##### PROVIDED RECORDS #####
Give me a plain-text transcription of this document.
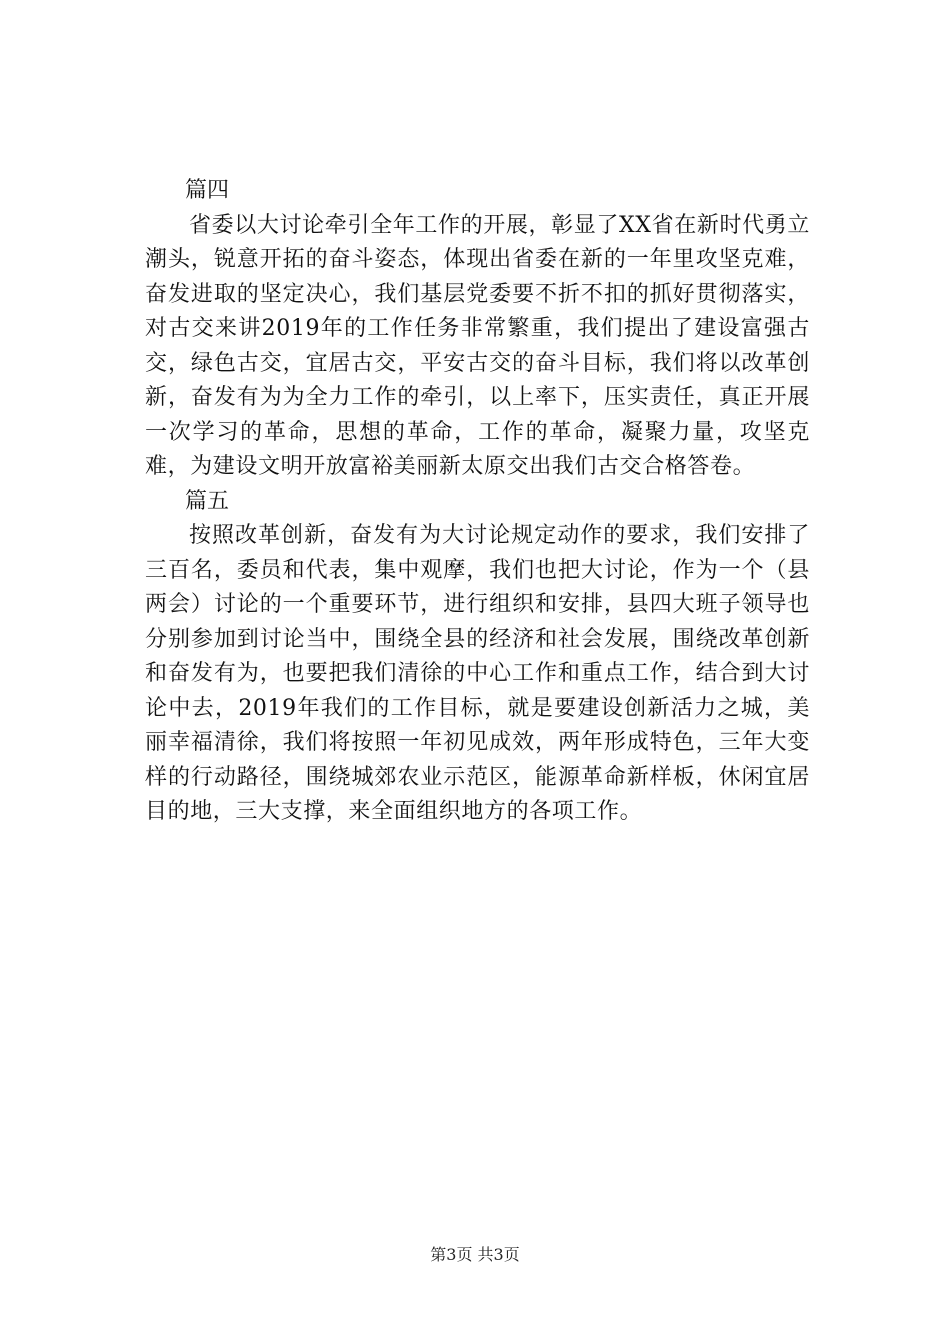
篇四

省委以大讨论牵引全年工作的开展，彰显了XX省在新时代勇立潮头，锐意开拓的奋斗姿态，体现出省委在新的一年里攻坚克难，奋发进取的坚定决心，我们基层党委要不折不扣的抓好贯彻落实，对古交来讲2019年的工作任务非常繁重，我们提出了建设富强古交，绿色古交，宜居古交，平安古交的奋斗目标，我们将以改革创新，奋发有为为全力工作的牵引，以上率下，压实责任，真正开展一次学习的革命，思想的革命，工作的革命，凝聚力量，攻坚克难，为建设文明开放富裕美丽新太原交出我们古交合格答卷。

篇五

按照改革创新，奋发有为大讨论规定动作的要求，我们安排了三百名，委员和代表，集中观摩，我们也把大讨论，作为一个（县两会）讨论的一个重要环节，进行组织和安排，县四大班子领导也分别参加到讨论当中，围绕全县的经济和社会发展，围绕改革创新和奋发有为，也要把我们清徐的中心工作和重点工作，结合到大讨论中去，2019年我们的工作目标，就是要建设创新活力之城，美丽幸福清徐，我们将按照一年初见成效，两年形成特色，三年大变样的行动路径，围绕城郊农业示范区，能源革命新样板，休闲宜居目的地，三大支撑，来全面组织地方的各项工作。

第3页 共3页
#####
> _WORK TO DO_
Repeat the material above word for word, please, apart from its images.

> _SOLUTION TO THIS PROBLEM_
Give me a plain-text transcription of this document.
篇四

省委以大讨论牵引全年工作的开展，彰显了XX省在新时代勇立潮头，锐意开拓的奋斗姿态，体现出省委在新的一年里攻坚克难，奋发进取的坚定决心，我们基层党委要不折不扣的抓好贯彻落实，对古交来讲2019年的工作任务非常繁重，我们提出了建设富强古交，绿色古交，宜居古交，平安古交的奋斗目标，我们将以改革创新，奋发有为为全力工作的牵引，以上率下，压实责任，真正开展一次学习的革命，思想的革命，工作的革命，凝聚力量，攻坚克难，为建设文明开放富裕美丽新太原交出我们古交合格答卷。

篇五

按照改革创新，奋发有为大讨论规定动作的要求，我们安排了三百名，委员和代表，集中观摩，我们也把大讨论，作为一个（县两会）讨论的一个重要环节，进行组织和安排，县四大班子领导也分别参加到讨论当中，围绕全县的经济和社会发展，围绕改革创新和奋发有为，也要把我们清徐的中心工作和重点工作，结合到大讨论中去，2019年我们的工作目标，就是要建设创新活力之城，美丽幸福清徐，我们将按照一年初见成效，两年形成特色，三年大变样的行动路径，围绕城郊农业示范区，能源革命新样板，休闲宜居目的地，三大支撑，来全面组织地方的各项工作。

第3页 共3页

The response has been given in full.